◆ **TO BE DONE**
Output the records. Match them exactly.

◆ **EXERCISE MATERIALS**
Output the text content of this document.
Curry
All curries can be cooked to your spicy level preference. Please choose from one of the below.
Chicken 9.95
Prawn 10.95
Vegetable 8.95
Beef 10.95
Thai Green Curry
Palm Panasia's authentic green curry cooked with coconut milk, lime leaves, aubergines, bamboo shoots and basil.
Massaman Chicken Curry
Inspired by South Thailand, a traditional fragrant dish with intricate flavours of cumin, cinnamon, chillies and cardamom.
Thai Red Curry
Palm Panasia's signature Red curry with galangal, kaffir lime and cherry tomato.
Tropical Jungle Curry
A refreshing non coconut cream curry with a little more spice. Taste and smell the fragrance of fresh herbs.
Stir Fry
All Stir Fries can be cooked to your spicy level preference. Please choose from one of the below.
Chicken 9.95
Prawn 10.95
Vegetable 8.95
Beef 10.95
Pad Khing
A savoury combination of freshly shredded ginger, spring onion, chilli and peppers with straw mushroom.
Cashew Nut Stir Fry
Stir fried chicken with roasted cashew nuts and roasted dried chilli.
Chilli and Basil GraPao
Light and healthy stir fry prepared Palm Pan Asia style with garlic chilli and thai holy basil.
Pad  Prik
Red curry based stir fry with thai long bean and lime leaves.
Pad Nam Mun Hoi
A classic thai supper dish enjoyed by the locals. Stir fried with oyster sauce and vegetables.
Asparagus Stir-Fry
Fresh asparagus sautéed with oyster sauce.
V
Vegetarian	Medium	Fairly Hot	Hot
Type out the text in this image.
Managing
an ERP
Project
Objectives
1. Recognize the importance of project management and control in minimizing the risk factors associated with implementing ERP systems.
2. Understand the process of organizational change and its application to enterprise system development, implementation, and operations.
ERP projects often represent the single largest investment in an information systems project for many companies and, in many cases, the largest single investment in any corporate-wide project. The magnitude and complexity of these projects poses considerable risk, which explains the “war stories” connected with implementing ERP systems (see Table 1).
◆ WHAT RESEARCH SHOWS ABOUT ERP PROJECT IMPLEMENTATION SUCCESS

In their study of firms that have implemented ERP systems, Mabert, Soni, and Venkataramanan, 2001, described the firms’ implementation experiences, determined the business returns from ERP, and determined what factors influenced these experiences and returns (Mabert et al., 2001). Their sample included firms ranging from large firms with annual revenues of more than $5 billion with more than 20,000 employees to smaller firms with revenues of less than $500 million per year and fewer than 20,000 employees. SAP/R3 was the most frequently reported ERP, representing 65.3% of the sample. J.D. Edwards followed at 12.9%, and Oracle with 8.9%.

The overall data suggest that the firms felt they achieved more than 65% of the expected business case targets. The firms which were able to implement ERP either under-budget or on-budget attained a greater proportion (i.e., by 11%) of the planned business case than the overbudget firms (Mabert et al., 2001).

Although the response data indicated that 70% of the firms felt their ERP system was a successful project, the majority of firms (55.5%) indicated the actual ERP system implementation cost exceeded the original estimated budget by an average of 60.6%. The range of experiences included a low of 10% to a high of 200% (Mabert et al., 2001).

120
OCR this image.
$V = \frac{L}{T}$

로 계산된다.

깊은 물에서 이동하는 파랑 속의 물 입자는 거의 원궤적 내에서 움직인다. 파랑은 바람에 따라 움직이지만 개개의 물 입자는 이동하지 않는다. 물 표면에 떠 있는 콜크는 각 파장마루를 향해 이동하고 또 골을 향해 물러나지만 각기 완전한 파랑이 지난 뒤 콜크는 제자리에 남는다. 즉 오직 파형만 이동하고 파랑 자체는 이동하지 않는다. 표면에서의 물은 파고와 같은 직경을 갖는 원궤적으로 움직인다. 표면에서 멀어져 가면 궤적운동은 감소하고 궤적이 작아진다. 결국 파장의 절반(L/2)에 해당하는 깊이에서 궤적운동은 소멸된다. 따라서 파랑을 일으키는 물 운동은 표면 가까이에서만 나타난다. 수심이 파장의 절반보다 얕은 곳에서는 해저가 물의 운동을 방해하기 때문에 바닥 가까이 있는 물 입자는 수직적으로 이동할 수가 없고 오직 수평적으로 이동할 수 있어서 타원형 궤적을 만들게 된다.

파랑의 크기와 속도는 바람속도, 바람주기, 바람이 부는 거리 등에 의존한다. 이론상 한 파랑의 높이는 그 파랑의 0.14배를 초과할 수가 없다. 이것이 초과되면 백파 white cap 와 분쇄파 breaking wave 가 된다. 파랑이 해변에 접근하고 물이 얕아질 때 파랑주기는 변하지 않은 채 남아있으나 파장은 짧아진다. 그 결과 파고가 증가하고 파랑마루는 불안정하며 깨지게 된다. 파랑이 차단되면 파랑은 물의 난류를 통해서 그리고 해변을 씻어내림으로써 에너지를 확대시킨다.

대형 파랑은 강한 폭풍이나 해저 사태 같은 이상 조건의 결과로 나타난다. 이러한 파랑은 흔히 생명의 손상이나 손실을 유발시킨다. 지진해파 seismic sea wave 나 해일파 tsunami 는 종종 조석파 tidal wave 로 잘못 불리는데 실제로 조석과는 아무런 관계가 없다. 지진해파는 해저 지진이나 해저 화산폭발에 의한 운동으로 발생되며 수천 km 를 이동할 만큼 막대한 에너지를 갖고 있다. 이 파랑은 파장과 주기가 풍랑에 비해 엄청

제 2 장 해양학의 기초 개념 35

◆ **RESULT**
Output the text content of this document.
Curry
All curries can be cooked to your spicy level preference. Please choose from one of the below.
Chicken 9.95
Prawn 10.95
Vegetable 8.95
Beef 10.95
Thai Green Curry
Palm Panasia's authentic green curry cooked with coconut milk, lime leaves, aubergines, bamboo shoots and basil.
Massaman Chicken Curry
Inspired by South Thailand, a traditional fragrant dish with intricate flavours of cumin, cinnamon, chillies and cardamom.
Thai Red Curry
Palm Panasia's signature Red curry with galangal, kaffir lime and cherry tomato.
Tropical Jungle Curry
A refreshing non coconut cream curry with a little more spice. Taste and smell the fragrance of fresh herbs.
Stir Fry
All Stir Fries can be cooked to your spicy level preference. Please choose from one of the below.
Chicken 9.95
Prawn 10.95
Vegetable 8.95
Beef 10.95
Pad Khing
A savoury combination of freshly shredded ginger, spring onion, chilli and peppers with straw mushroom.
Cashew Nut Stir Fry
Stir fried chicken with roasted cashew nuts and roasted dried chilli.
Chilli and Basil GraPao
Light and healthy stir fry prepared Palm Pan Asia style with garlic chilli and thai holy basil.
Pad  Prik
Red curry based stir fry with thai long bean and lime leaves.
Pad Nam Mun Hoi
A classic thai supper dish enjoyed by the locals. Stir fried with oyster sauce and vegetables.
Asparagus Stir-Fry
Fresh asparagus sautéed with oyster sauce.
V
Vegetarian	Medium	Fairly Hot	Hot
Type out the text in this image.
Managing
an ERP
Project
Objectives
1. Recognize the importance of project management and control in minimizing the risk factors associated with implementing ERP systems.
2. Understand the process of organizational change and its application to enterprise system development, implementation, and operations.
ERP projects often represent the single largest investment in an information systems project for many companies and, in many cases, the largest single investment in any corporate-wide project. The magnitude and complexity of these projects poses considerable risk, which explains the “war stories” connected with implementing ERP systems (see Table 1).
◆ WHAT RESEARCH SHOWS ABOUT ERP PROJECT IMPLEMENTATION SUCCESS

In their study of firms that have implemented ERP systems, Mabert, Soni, and Venkataramanan, 2001, described the firms’ implementation experiences, determined the business returns from ERP, and determined what factors influenced these experiences and returns (Mabert et al., 2001). Their sample included firms ranging from large firms with annual revenues of more than $5 billion with more than 20,000 employees to smaller firms with revenues of less than $500 million per year and fewer than 20,000 employees. SAP/R3 was the most frequently reported ERP, representing 65.3% of the sample. J.D. Edwards followed at 12.9%, and Oracle with 8.9%.

The overall data suggest that the firms felt they achieved more than 65% of the expected business case targets. The firms which were able to implement ERP either under-budget or on-budget attained a greater proportion (i.e., by 11%) of the planned business case than the overbudget firms (Mabert et al., 2001).

Although the response data indicated that 70% of the firms felt their ERP system was a successful project, the majority of firms (55.5%) indicated the actual ERP system implementation cost exceeded the original estimated budget by an average of 60.6%. The range of experiences included a low of 10% to a high of 200% (Mabert et al., 2001).

120
OCR this image.
$V = \frac{L}{T}$

로 계산된다.

깊은 물에서 이동하는 파랑 속의 물 입자는 거의 원궤적 내에서 움직인다. 파랑은 바람에 따라 움직이지만 개개의 물 입자는 이동하지 않는다. 물 표면에 떠 있는 콜크는 각 파장마루를 향해 이동하고 또 골을 향해 물러나지만 각기 완전한 파랑이 지난 뒤 콜크는 제자리에 남는다. 즉 오직 파형만 이동하고 파랑 자체는 이동하지 않는다. 표면에서의 물은 파고와 같은 직경을 갖는 원궤적으로 움직인다. 표면에서 멀어져 가면 궤적운동은 감소하고 궤적이 작아진다. 결국 파장의 절반(L/2)에 해당하는 깊이에서 궤적운동은 소멸된다. 따라서 파랑을 일으키는 물 운동은 표면 가까이에서만 나타난다. 수심이 파장의 절반보다 얕은 곳에서는 해저가 물의 운동을 방해하기 때문에 바닥 가까이 있는 물 입자는 수직적으로 이동할 수가 없고 오직 수평적으로 이동할 수 있어서 타원형 궤적을 만들게 된다.

파랑의 크기와 속도는 바람속도, 바람주기, 바람이 부는 거리 등에 의존한다. 이론상 한 파랑의 높이는 그 파랑의 0.14배를 초과할 수가 없다. 이것이 초과되면 백파 white cap 와 분쇄파 breaking wave 가 된다. 파랑이 해변에 접근하고 물이 얕아질 때 파랑주기는 변하지 않은 채 남아있으나 파장은 짧아진다. 그 결과 파고가 증가하고 파랑마루는 불안정하며 깨지게 된다. 파랑이 차단되면 파랑은 물의 난류를 통해서 그리고 해변을 씻어내림으로써 에너지를 확대시킨다.

대형 파랑은 강한 폭풍이나 해저 사태 같은 이상 조건의 결과로 나타난다. 이러한 파랑은 흔히 생명의 손상이나 손실을 유발시킨다. 지진해파 seismic sea wave 나 해일파 tsunami 는 종종 조석파 tidal wave 로 잘못 불리는데 실제로 조석과는 아무런 관계가 없다. 지진해파는 해저 지진이나 해저 화산폭발에 의한 운동으로 발생되며 수천 km 를 이동할 만큼 막대한 에너지를 갖고 있다. 이 파랑은 파장과 주기가 풍랑에 비해 엄청

제 2 장 해양학의 기초 개념 35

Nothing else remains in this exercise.